**Instruction**
Exactly as they appear, output all of the records. Skip any images.

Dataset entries
☆ ☆ ☆ ☆ ☆ ☆ ☆

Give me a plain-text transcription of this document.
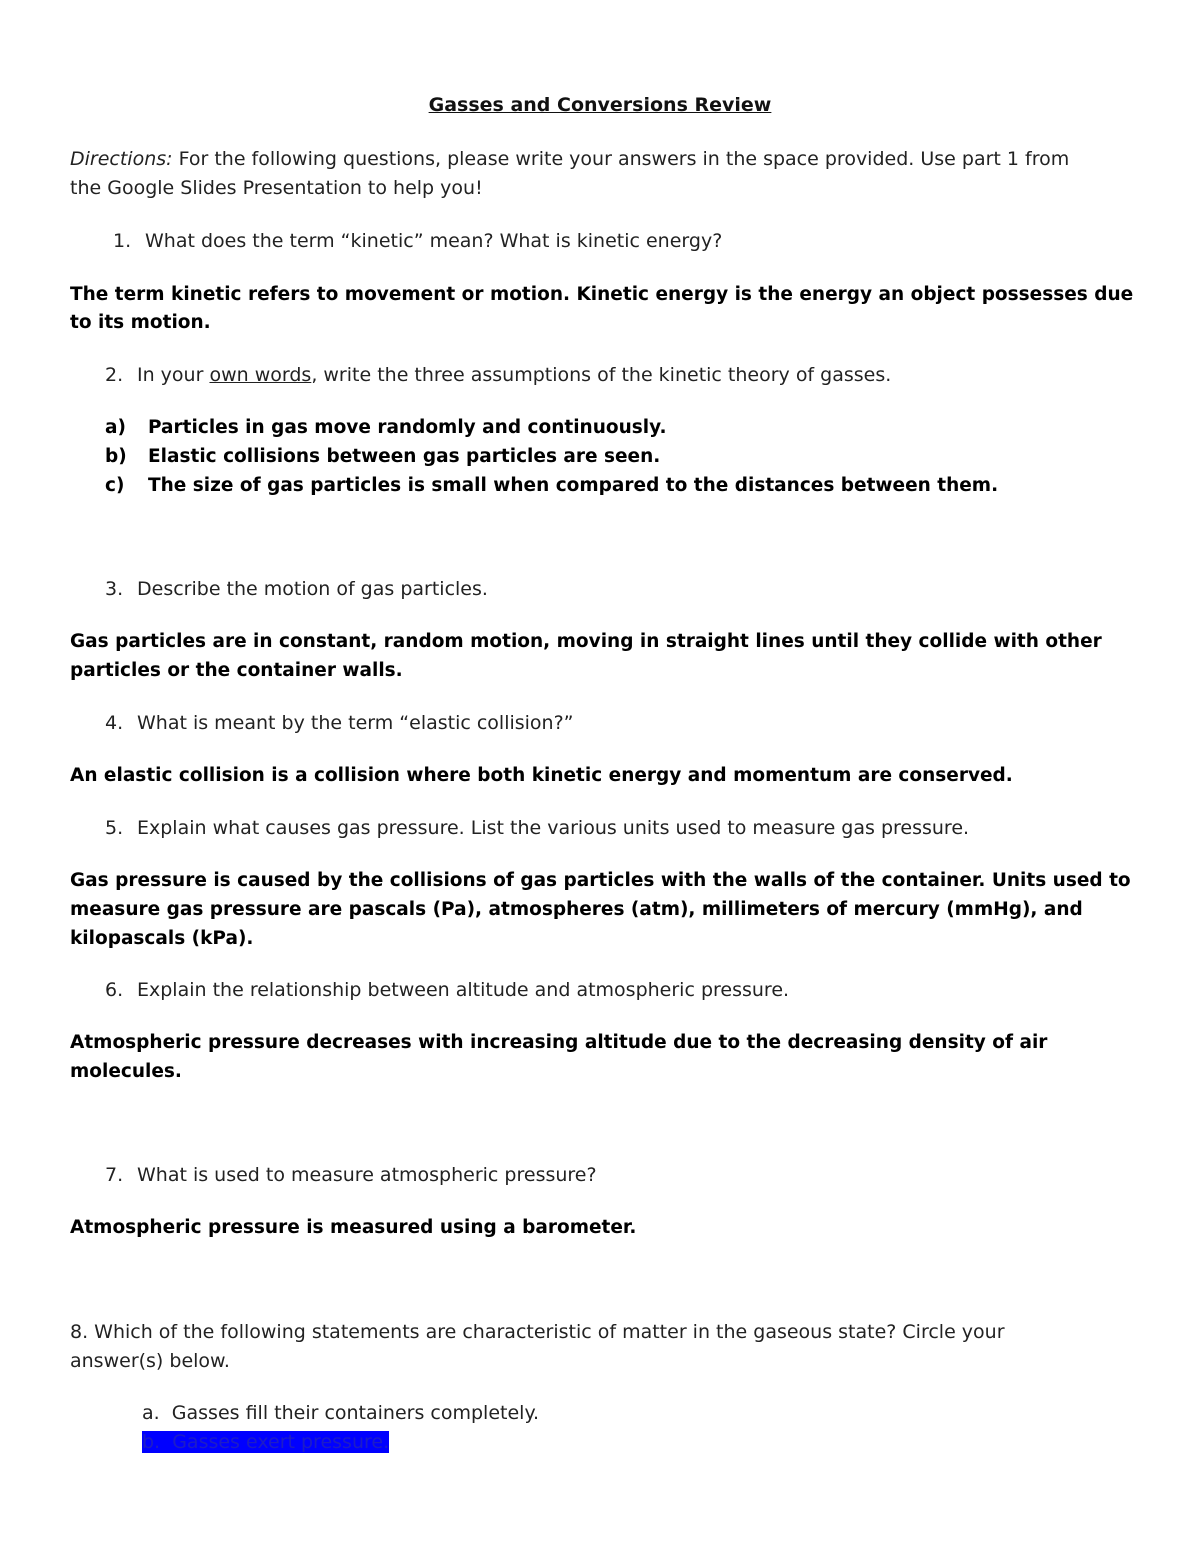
Gasses and Conversions Review
Directions: For the following questions, please write your answers in the space provided. Use part 1 from
the Google Slides Presentation to help you!
1. What does the term “kinetic” mean? What is kinetic energy?
The term kinetic refers to movement or motion. Kinetic energy is the energy an object possesses due
to its motion.
2. In your own words, write the three assumptions of the kinetic theory of gasses.
a) Particles in gas move randomly and continuously.
b) Elastic collisions between gas particles are seen.
c) The size of gas particles is small when compared to the distances between them.
3. Describe the motion of gas particles.
Gas particles are in constant, random motion, moving in straight lines until they collide with other
particles or the container walls.
4. What is meant by the term “elastic collision?”
An elastic collision is a collision where both kinetic energy and momentum are conserved.
5. Explain what causes gas pressure. List the various units used to measure gas pressure.
Gas pressure is caused by the collisions of gas particles with the walls of the container. Units used to
measure gas pressure are pascals (Pa), atmospheres (atm), millimeters of mercury (mmHg), and
kilopascals (kPa).
6. Explain the relationship between altitude and atmospheric pressure.
Atmospheric pressure decreases with increasing altitude due to the decreasing density of air
molecules.
7. What is used to measure atmospheric pressure?
Atmospheric pressure is measured using a barometer.
8. Which of the following statements are characteristic of matter in the gaseous state? Circle your
answer(s) below.
a. Gasses fill their containers completely.
b. Gasses exert pressure.
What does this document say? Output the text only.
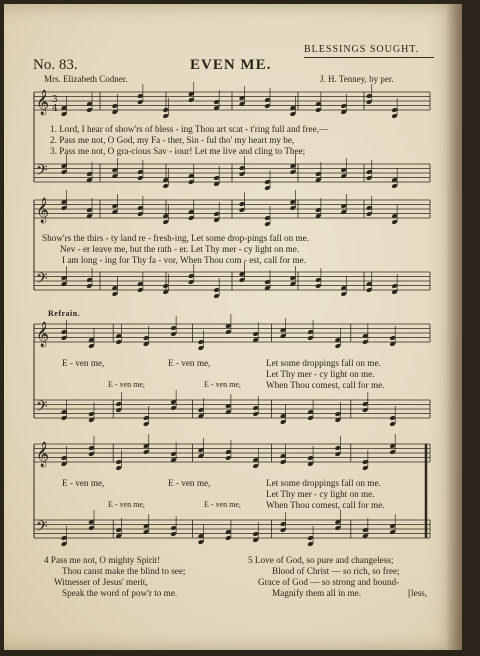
BLESSINGS SOUGHT.
No. 83.	EVEN ME.
Mrs. Elizabeth Codner.	J. H. Tenney, by per.
𝄞
𝄢
𝄞
𝄢
𝄞
𝄢
𝄞
𝄢
3
4
1. Lord, I hear of show'rs of bless - ing Thou art scat - t'ring full and free,—
2. Pass me not, O God, my Fa - ther, Sin - ful tho' my heart my be,
3. Pass me not, O gra-cious Sav - iour! Let me live and cling to Thee;
Show'rs the thirs - ty land re - fresh-ing, Let some drop-pings fall on me.
Nev - er leave me, but the rath - er. Let Thy mer - cy light on me.
I am long - ing for Thy fa - vor, When Thou com - est, call for me.
Refrain.
E - ven me,	E - ven me,
E - ven me,	E - ven me,
Let some droppings fall on me.
Let Thy mer - cy light on me.
When Thou comest, call for me.
E - ven me,	E - ven me,
E - ven me,	E - ven me,
Let some droppings fall on me.
Let Thy mer - cy light on me.
When Thou comest, call for me.
4 Pass me not, O mighty Spirit!
Thou canst make the blind to see;
Witnesser of Jesus' merit,
Speak the word of pow'r to me.
5 Love of God, so pure and changeless;
Blood of Christ — so rich, so free;
Grace of God — so strong and bound-
Magnify them all in me.	[less,
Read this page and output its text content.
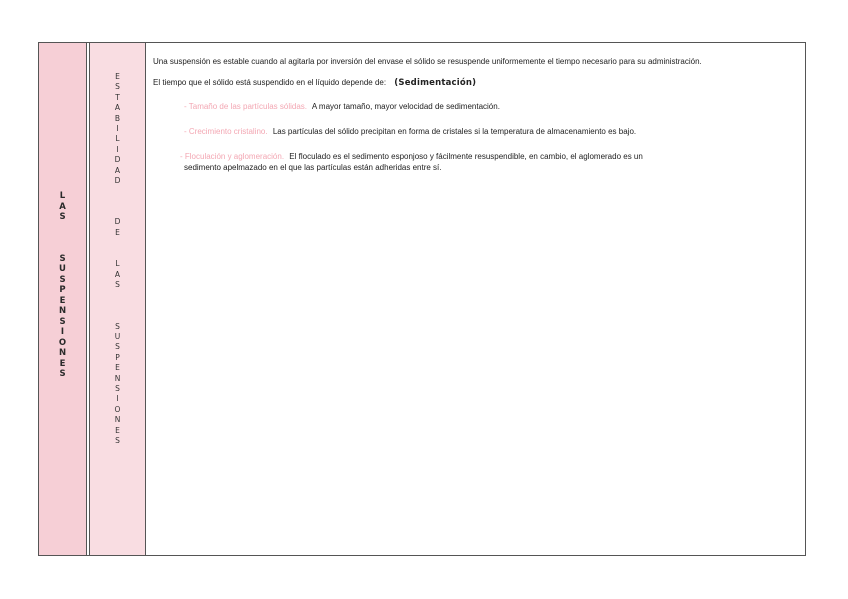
L
A
S
S
U
S
P
E
N
S
I
O
N
E
S
E
S
T
A
B
I
L
I
D
A
D
D
E
L
A
S
S
U
S
P
E
N
S
I
O
N
E
S

Una suspensión es estable cuando al agitarla por inversión del envase el sólido se resuspende uniformemente el tiempo necesario para su administración.

El tiempo que el sólido está suspendido en el líquido depende de: (Sedimentación)

- Tamaño de las partículas sólidas. A mayor tamaño, mayor velocidad de sedimentación.

- Crecimiento cristalino. Las partículas del sólido precipitan en forma de cristales si la temperatura de almacenamiento es bajo.

- Floculación y aglomeración. El floculado es el sedimento esponjoso y fácilmente resuspendible, en cambio, el aglomerado es un
sedimento apelmazado en el que las partículas están adheridas entre sí.
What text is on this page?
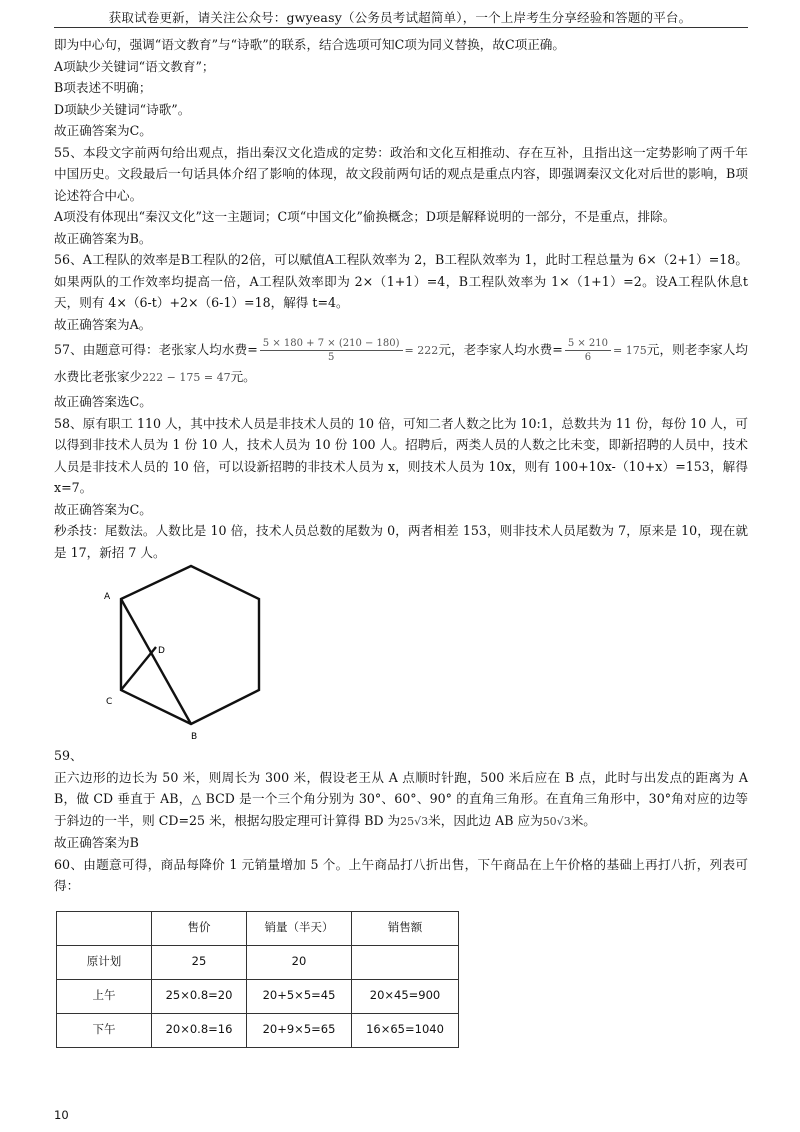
获取试卷更新，请关注公众号：gwyeasy（公务员考试超简单），一个上岸考生分享经验和答题的平台。

即为中心句，强调“语文教育”与“诗歌”的联系，结合选项可知C项为同义替换，故C项正确。

A项缺少关键词“语文教育”；

B项表述不明确；

D项缺少关键词“诗歌”。

故正确答案为C。

55、本段文字前两句给出观点，指出秦汉文化造成的定势：政治和文化互相推动、存在互补，且指出这一定势影响了两千年中国历史。文段最后一句话具体介绍了影响的体现，故文段前两句话的观点是重点内容，即强调秦汉文化对后世的影响，B项论述符合中心。

A项没有体现出“秦汉文化”这一主题词；C项“中国文化”偷换概念；D项是解释说明的一部分，不是重点，排除。

故正确答案为B。

56、A工程队的效率是B工程队的2倍，可以赋值A工程队效率为 2，B工程队效率为 1，此时工程总量为 6×（2+1）=18。如果两队的工作效率均提高一倍，A工程队效率即为 2×（1+1）=4，B工程队效率为 1×（1+1）=2。设A工程队休息t天，则有 4×（6-t）+2×（6-1）=18，解得 t=4。

故正确答案为A。

57、由题意可得：老张家人均水费= $\frac{5 \times 180 + 7 \times (210 - 180)}{5} = 222$元，老李家人均水费= $\frac{5 \times 210}{6} = 175$元，则老李家人均水费比老张家少222 − 175 = 47元。

故正确答案选C。

58、原有职工 110 人，其中技术人员是非技术人员的 10 倍，可知二者人数之比为 10:1，总数共为 11 份，每份 10 人，可以得到非技术人员为 1 份 10 人，技术人员为 10 份 100 人。招聘后，两类人员的人数之比未变，即新招聘的人员中，技术人员是非技术人员的 10 倍，可以设新招聘的非技术人员为 x，则技术人员为 10x，则有 100+10x-（10+x）=153，解得 x=7。

故正确答案为C。

秒杀技：尾数法。人数比是 10 倍，技术人员总数的尾数为 0，两者相差 153，则非技术人员尾数为 7，原来是 10，现在就是 17，新招 7 人。

A
C
D
B

59、

正六边形的边长为 50 米，则周长为 300 米，假设老王从 A 点顺时针跑，500 米后应在 B 点，此时与出发点的距离为 AB，做 CD 垂直于 AB，△ BCD 是一个三个角分别为 30°、60°、90° 的直角三角形。在直角三角形中，30°角对应的边等于斜边的一半，则 CD=25 米，根据勾股定理可计算得 BD 为25√3米，因此边 AB 应为50√3米。

故正确答案为B

60、由题意可得，商品每降价 1 元销量增加 5 个。上午商品打八折出售，下午商品在上午价格的基础上再打八折，列表可得：

	售价	销量（半天）	销售额
原计划	25	20	
上午	25×0.8=20	20+5×5=45	20×45=900
下午	20×0.8=16	20+9×5=65	16×65=1040
10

☆ ☆ ☆ ☆ ☆ ☆ ☆

**The reply**
Give me a plain-text transcription of this document.
Gasses and Conversions Review
Directions: For the following questions, please write your answers in the space provided. Use part 1 from
the Google Slides Presentation to help you!
1. What does the term “kinetic” mean? What is kinetic energy?
The term kinetic refers to movement or motion. Kinetic energy is the energy an object possesses due
to its motion.
2. In your own words, write the three assumptions of the kinetic theory of gasses.
a) Particles in gas move randomly and continuously.
b) Elastic collisions between gas particles are seen.
c) The size of gas particles is small when compared to the distances between them.
3. Describe the motion of gas particles.
Gas particles are in constant, random motion, moving in straight lines until they collide with other
particles or the container walls.
4. What is meant by the term “elastic collision?”
An elastic collision is a collision where both kinetic energy and momentum are conserved.
5. Explain what causes gas pressure. List the various units used to measure gas pressure.
Gas pressure is caused by the collisions of gas particles with the walls of the container. Units used to
measure gas pressure are pascals (Pa), atmospheres (atm), millimeters of mercury (mmHg), and
kilopascals (kPa).
6. Explain the relationship between altitude and atmospheric pressure.
Atmospheric pressure decreases with increasing altitude due to the decreasing density of air
molecules.
7. What is used to measure atmospheric pressure?
Atmospheric pressure is measured using a barometer.
8. Which of the following statements are characteristic of matter in the gaseous state? Circle your
answer(s) below.
a. Gasses fill their containers completely.
b. Gasses exert pressure.
What does this document say? Output the text only.
BLESSINGS SOUGHT.
No. 83.	EVEN ME.
Mrs. Elizabeth Codner.	J. H. Tenney, by per.
𝄞
𝄢
𝄞
𝄢
𝄞
𝄢
𝄞
𝄢
3
4
1. Lord, I hear of show'rs of bless - ing Thou art scat - t'ring full and free,—
2. Pass me not, O God, my Fa - ther, Sin - ful tho' my heart my be,
3. Pass me not, O gra-cious Sav - iour! Let me live and cling to Thee;
Show'rs the thirs - ty land re - fresh-ing, Let some drop-pings fall on me.
Nev - er leave me, but the rath - er. Let Thy mer - cy light on me.
I am long - ing for Thy fa - vor, When Thou com - est, call for me.
Refrain.
E - ven me,	E - ven me,
E - ven me,	E - ven me,
Let some droppings fall on me.
Let Thy mer - cy light on me.
When Thou comest, call for me.
E - ven me,	E - ven me,
E - ven me,	E - ven me,
Let some droppings fall on me.
Let Thy mer - cy light on me.
When Thou comest, call for me.
4 Pass me not, O mighty Spirit!
Thou canst make the blind to see;
Witnesser of Jesus' merit,
Speak the word of pow'r to me.
5 Love of God, so pure and changeless;
Blood of Christ — so rich, so free;
Grace of God — so strong and bound-
Magnify them all in me.	[less,
Read this page and output its text content.
L
A
S
S
U
S
P
E
N
S
I
O
N
E
S
E
S
T
A
B
I
L
I
D
A
D
D
E
L
A
S
S
U
S
P
E
N
S
I
O
N
E
S

Una suspensión es estable cuando al agitarla por inversión del envase el sólido se resuspende uniformemente el tiempo necesario para su administración.

El tiempo que el sólido está suspendido en el líquido depende de: (Sedimentación)

- Tamaño de las partículas sólidas. A mayor tamaño, mayor velocidad de sedimentación.

- Crecimiento cristalino. Las partículas del sólido precipitan en forma de cristales si la temperatura de almacenamiento es bajo.

- Floculación y aglomeración. El floculado es el sedimento esponjoso y fácilmente resuspendible, en cambio, el aglomerado es un
sedimento apelmazado en el que las partículas están adheridas entre sí.
What text is on this page?
获取试卷更新，请关注公众号：gwyeasy（公务员考试超简单），一个上岸考生分享经验和答题的平台。

即为中心句，强调“语文教育”与“诗歌”的联系，结合选项可知C项为同义替换，故C项正确。

A项缺少关键词“语文教育”；

B项表述不明确；

D项缺少关键词“诗歌”。

故正确答案为C。

55、本段文字前两句给出观点，指出秦汉文化造成的定势：政治和文化互相推动、存在互补，且指出这一定势影响了两千年中国历史。文段最后一句话具体介绍了影响的体现，故文段前两句话的观点是重点内容，即强调秦汉文化对后世的影响，B项论述符合中心。

A项没有体现出“秦汉文化”这一主题词；C项“中国文化”偷换概念；D项是解释说明的一部分，不是重点，排除。

故正确答案为B。

56、A工程队的效率是B工程队的2倍，可以赋值A工程队效率为 2，B工程队效率为 1，此时工程总量为 6×（2+1）=18。如果两队的工作效率均提高一倍，A工程队效率即为 2×（1+1）=4，B工程队效率为 1×（1+1）=2。设A工程队休息t天，则有 4×（6-t）+2×（6-1）=18，解得 t=4。

故正确答案为A。

57、由题意可得：老张家人均水费= $\frac{5 \times 180 + 7 \times (210 - 180)}{5} = 222$元，老李家人均水费= $\frac{5 \times 210}{6} = 175$元，则老李家人均水费比老张家少222 − 175 = 47元。

故正确答案选C。

58、原有职工 110 人，其中技术人员是非技术人员的 10 倍，可知二者人数之比为 10:1，总数共为 11 份，每份 10 人，可以得到非技术人员为 1 份 10 人，技术人员为 10 份 100 人。招聘后，两类人员的人数之比未变，即新招聘的人员中，技术人员是非技术人员的 10 倍，可以设新招聘的非技术人员为 x，则技术人员为 10x，则有 100+10x-（10+x）=153，解得 x=7。

故正确答案为C。

秒杀技：尾数法。人数比是 10 倍，技术人员总数的尾数为 0，两者相差 153，则非技术人员尾数为 7，原来是 10，现在就是 17，新招 7 人。

A
C
D
B

59、

正六边形的边长为 50 米，则周长为 300 米，假设老王从 A 点顺时针跑，500 米后应在 B 点，此时与出发点的距离为 AB，做 CD 垂直于 AB，△ BCD 是一个三个角分别为 30°、60°、90° 的直角三角形。在直角三角形中，30°角对应的边等于斜边的一半，则 CD=25 米，根据勾股定理可计算得 BD 为25√3米，因此边 AB 应为50√3米。

故正确答案为B

60、由题意可得，商品每降价 1 元销量增加 5 个。上午商品打八折出售，下午商品在上午价格的基础上再打八折，列表可得：

	售价	销量（半天）	销售额
原计划	25	20	
上午	25×0.8=20	20+5×5=45	20×45=900
下午	20×0.8=16	20+9×5=65	16×65=1040
10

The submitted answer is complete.